*SOURCE TEXT:*
--------------------

Monday, May 02, 2005

sober or hysterical

I won’t name any names.

I'm tired of lazy skepticism at a distance when it comes to the peak oil, often due to people’s distaste of the die-off scenario. And a scenario it is; not a set future, or a genocidal position; simply a possible result of our current action and inaction. We could very well find a way around or through it, with technology or re-ordered society.

By lazy skepticism, I note some people who don't know much about peak oil take potshots at those who discuss the die-off; drawing hoary yet predictable comparisons to the Y2K hysteria, as if you could compare those who were afraid running out of bytes to those who are afraid of running out of energy. Or, they will literally decry discussing the possibility as being in itself a genocidal act.

Just for today, I am going to quote from Jay Hanson, a whipping boy of some of the conventional thinkers described above. He would disagree with my statement in the last sentence of the first paragraph above.

While I don't not disagree with some of what he says, I think his scenario has more current basis in reality than those who rely on tokamaks and corn, or perhaps 1000 new nuclear reactors, to puff up the flagging sails of our future industrial society as depletion proceeds, sowing chaos. Ideal solutions that should have been set in motion ten years ago. (Not ethanol; fusion, maybe.)

--------------------

*EXERCISE SET:*
A. List everything the peak oil post says some people rely on to puff up the flagging sails of our future industrial society.
B. Write out the passage of the peak oil post that begins at the words "sober or hysterical" and stops after "a genocidal act.", swapping "skepticism" for "doubt".

*RECORDED INFORMATION:*
--------------------

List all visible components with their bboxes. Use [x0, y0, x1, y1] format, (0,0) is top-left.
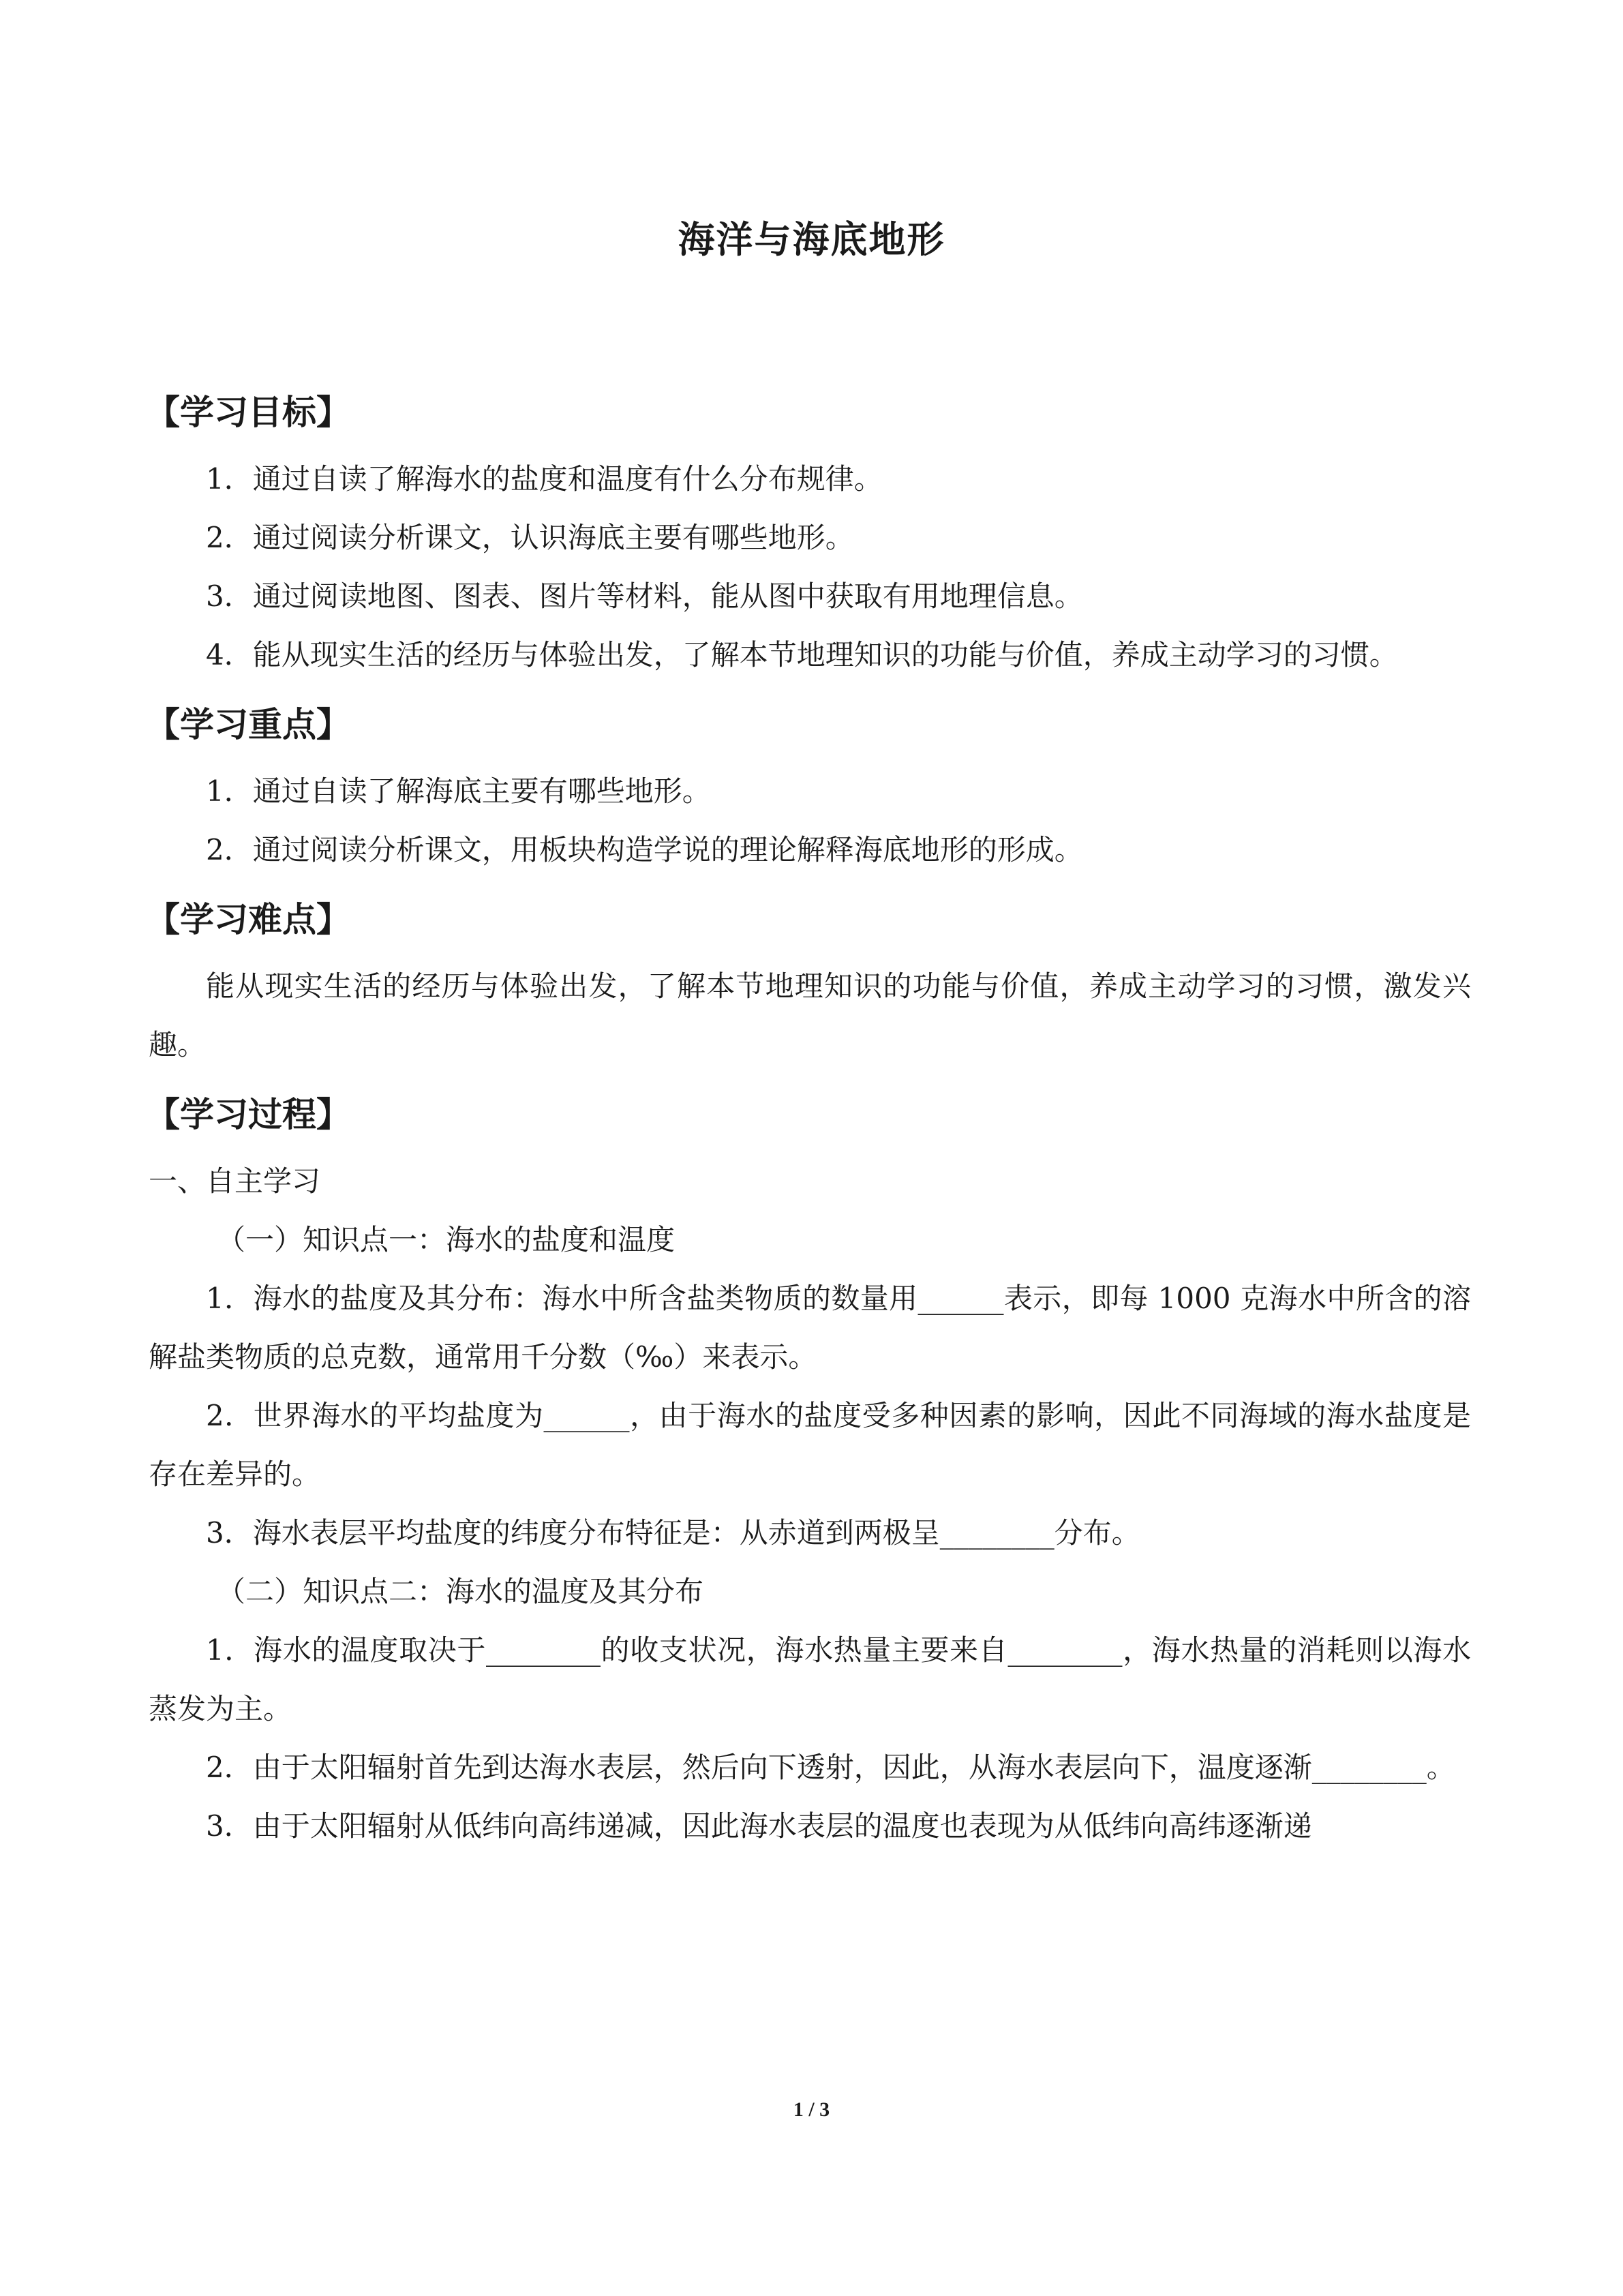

--------------------

*ANSWERS GIVEN:*
A.
tokamaks
corn
1000 new nuclear reactors

B.
sober or hysterical

I won’t name any names.

I'm tired of lazy doubt at a distance when it comes to the peak oil, often due to people’s distaste of the die-off scenario. And a scenario it is; not a set future, or a genocidal position; simply a possible result of our current action and inaction. We could very well find a way around or through it, with technology or re-ordered society.

By lazy doubt, I note some people who don't know much about peak oil take potshots at those who discuss the die-off; drawing hoary yet predictable comparisons to the Y2K hysteria, as if you could compare those who were afraid running out of bytes to those who are afraid of running out of energy. Or, they will literally decry discussing the possibility as being in itself a genocidal act.